_Short exercise 1_
In the baler training thread, what title does the recommended video have on YouTube?
_Short exercise 2_
Extend the baler training thread with a few more sentences that follow on from its final post.

_Extract to read_
# John Deere Baler Training



## JLP

For those with a John Deere 7, 8, or 9 series balers. This video is very informative and discusses many issues that you may or may not be having with the John Deere net wrap. If you haven't seen it, I encourage you to look it over.

Ambraco Round Baler Training is the title on Youtube.


----------



## JLP

So, did anyone find this as informative as I did? I had not come across this particular video until this week. I wish I would have seen it when I still had my 535.


----------



## somedevildawg

I liked it, very informative.....thanks for sharing


----------



## duramax

Very good video, except his sales pitch for the John Deere netwrap. If you're buying 7000 ft rolls and don't know it. You deserve what you get. The John Deere stuff tears a lot easier and needs more wrap per bale.


----------



## Goat Hay

Thanks for sharing


----------



## Troy Farmer

Excellent video! I watched a similar one on YouTube that was done somewhere in Georgia at an AgPro dealership.

_Dataset_
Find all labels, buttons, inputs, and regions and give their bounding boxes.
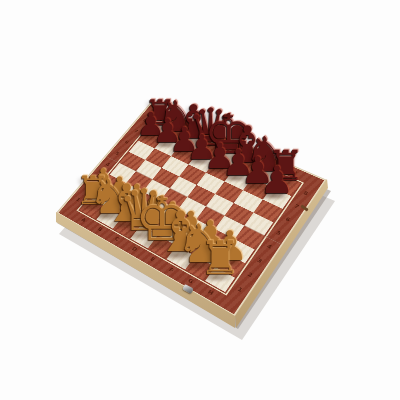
white-rook-h1[interactable]: ♜	[199, 235, 241, 281]
black-pawn-h7[interactable]: ♟	[260, 162, 294, 200]
chess-set-photo: AABBCCDDEEFFGGHH8877665544332211 ♜♞♝♛♚♝♞…	[0, 0, 400, 400]
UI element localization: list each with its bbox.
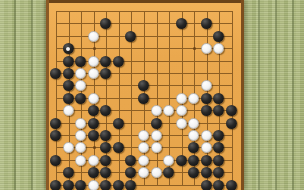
white-stone[interactable] (88, 155, 99, 166)
black-stone[interactable] (213, 167, 224, 178)
white-stone[interactable] (151, 167, 162, 178)
grid-line-horizontal (56, 36, 232, 37)
black-stone[interactable] (100, 180, 111, 190)
black-stone[interactable] (100, 18, 111, 29)
black-stone[interactable] (100, 56, 111, 67)
black-stone[interactable] (63, 43, 74, 54)
black-stone[interactable] (188, 167, 199, 178)
white-stone[interactable] (163, 105, 174, 116)
white-stone[interactable] (151, 130, 162, 141)
white-stone[interactable] (188, 93, 199, 104)
white-stone[interactable] (138, 130, 149, 141)
black-stone[interactable] (201, 155, 212, 166)
white-stone[interactable] (201, 80, 212, 91)
black-stone[interactable] (113, 180, 124, 190)
black-stone[interactable] (138, 80, 149, 91)
black-stone[interactable] (201, 18, 212, 29)
tatami-seam (292, 0, 294, 190)
white-stone[interactable] (63, 105, 74, 116)
white-stone[interactable] (176, 93, 187, 104)
white-stone[interactable] (151, 105, 162, 116)
black-stone[interactable] (176, 155, 187, 166)
white-stone[interactable] (138, 155, 149, 166)
black-stone[interactable] (201, 105, 212, 116)
white-stone[interactable] (163, 155, 174, 166)
grid-line-horizontal (56, 11, 232, 12)
white-stone[interactable] (88, 31, 99, 42)
tatami-seam (275, 0, 277, 190)
tatami-seam (31, 0, 33, 190)
white-stone[interactable] (88, 93, 99, 104)
white-stone[interactable] (88, 68, 99, 79)
black-stone[interactable] (100, 105, 111, 116)
board-top-edge (46, 0, 244, 3)
white-stone[interactable] (138, 142, 149, 153)
white-stone[interactable] (75, 130, 86, 141)
black-stone[interactable] (63, 56, 74, 67)
black-stone[interactable] (50, 130, 61, 141)
hoshi-point (93, 47, 96, 50)
black-stone[interactable] (151, 118, 162, 129)
tatami-seam (258, 0, 260, 190)
black-stone[interactable] (50, 118, 61, 129)
last-move-marker (66, 47, 70, 51)
white-stone[interactable] (188, 130, 199, 141)
black-stone[interactable] (125, 167, 136, 178)
black-stone[interactable] (125, 155, 136, 166)
white-stone[interactable] (201, 142, 212, 153)
black-stone[interactable] (100, 142, 111, 153)
black-stone[interactable] (213, 155, 224, 166)
black-stone[interactable] (113, 142, 124, 153)
black-stone[interactable] (226, 105, 237, 116)
black-stone[interactable] (113, 118, 124, 129)
black-stone[interactable] (213, 105, 224, 116)
black-stone[interactable] (100, 130, 111, 141)
black-stone[interactable] (213, 180, 224, 190)
black-stone[interactable] (100, 155, 111, 166)
white-stone[interactable] (176, 105, 187, 116)
black-stone[interactable] (226, 180, 237, 190)
black-stone[interactable] (63, 167, 74, 178)
white-stone[interactable] (75, 142, 86, 153)
black-stone[interactable] (201, 167, 212, 178)
black-stone[interactable] (226, 118, 237, 129)
white-stone[interactable] (75, 68, 86, 79)
black-stone[interactable] (63, 80, 74, 91)
black-stone[interactable] (201, 180, 212, 190)
black-stone[interactable] (88, 118, 99, 129)
go-app-screenshot: { "game": "go", "board": { "grid_columns… (0, 0, 304, 190)
black-stone[interactable] (201, 93, 212, 104)
black-stone[interactable] (125, 31, 136, 42)
white-stone[interactable] (75, 155, 86, 166)
board-left-edge (46, 0, 49, 190)
white-stone[interactable] (176, 118, 187, 129)
white-stone[interactable] (88, 180, 99, 190)
black-stone[interactable] (50, 155, 61, 166)
black-stone[interactable] (213, 31, 224, 42)
black-stone[interactable] (63, 180, 74, 190)
black-stone[interactable] (50, 180, 61, 190)
black-stone[interactable] (63, 68, 74, 79)
black-stone[interactable] (176, 18, 187, 29)
go-board[interactable] (46, 0, 244, 190)
hoshi-point (93, 146, 96, 149)
black-stone[interactable] (188, 142, 199, 153)
black-stone[interactable] (88, 130, 99, 141)
black-stone[interactable] (75, 56, 86, 67)
black-stone[interactable] (100, 68, 111, 79)
black-stone[interactable] (163, 167, 174, 178)
black-stone[interactable] (113, 56, 124, 67)
tatami-seam (14, 0, 16, 190)
white-stone[interactable] (201, 130, 212, 141)
black-stone[interactable] (75, 93, 86, 104)
black-stone[interactable] (213, 130, 224, 141)
black-stone[interactable] (88, 105, 99, 116)
grid-line-vertical (232, 11, 233, 185)
board-right-edge (241, 0, 244, 190)
black-stone[interactable] (63, 93, 74, 104)
black-stone[interactable] (138, 93, 149, 104)
black-stone[interactable] (50, 68, 61, 79)
black-stone[interactable] (75, 180, 86, 190)
white-stone[interactable] (201, 43, 212, 54)
white-stone[interactable] (88, 56, 99, 67)
black-stone[interactable] (125, 180, 136, 190)
black-stone[interactable] (100, 167, 111, 178)
white-stone[interactable] (213, 43, 224, 54)
black-stone[interactable] (88, 167, 99, 178)
white-stone[interactable] (151, 142, 162, 153)
white-stone[interactable] (75, 80, 86, 91)
black-stone[interactable] (213, 93, 224, 104)
white-stone[interactable] (188, 118, 199, 129)
white-stone[interactable] (63, 142, 74, 153)
white-stone[interactable] (75, 118, 86, 129)
hoshi-point (193, 47, 196, 50)
black-stone[interactable] (188, 155, 199, 166)
white-stone[interactable] (138, 167, 149, 178)
black-stone[interactable] (213, 142, 224, 153)
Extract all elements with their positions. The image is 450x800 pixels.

_Final result 1_
Ambraco Round Baler Training

_Final result 2_
Thanks!


----------



## IH 1586

Very good video. Will be using the information for working on my baler. Where he talks about how to thread the net wrap into the baler and how we do it on the east coast compared to other areas he is correct. The salesman should me how to do it incorrectly.


----------



## Tx Jim

DITTO very informative video for JD rd baler owners/operators.


----------



## IH 1586

I highly recommend this video if you have any issue with your JD netwrap system. I followed it to the T and have not had the success rate in the last 2 years that I had this week.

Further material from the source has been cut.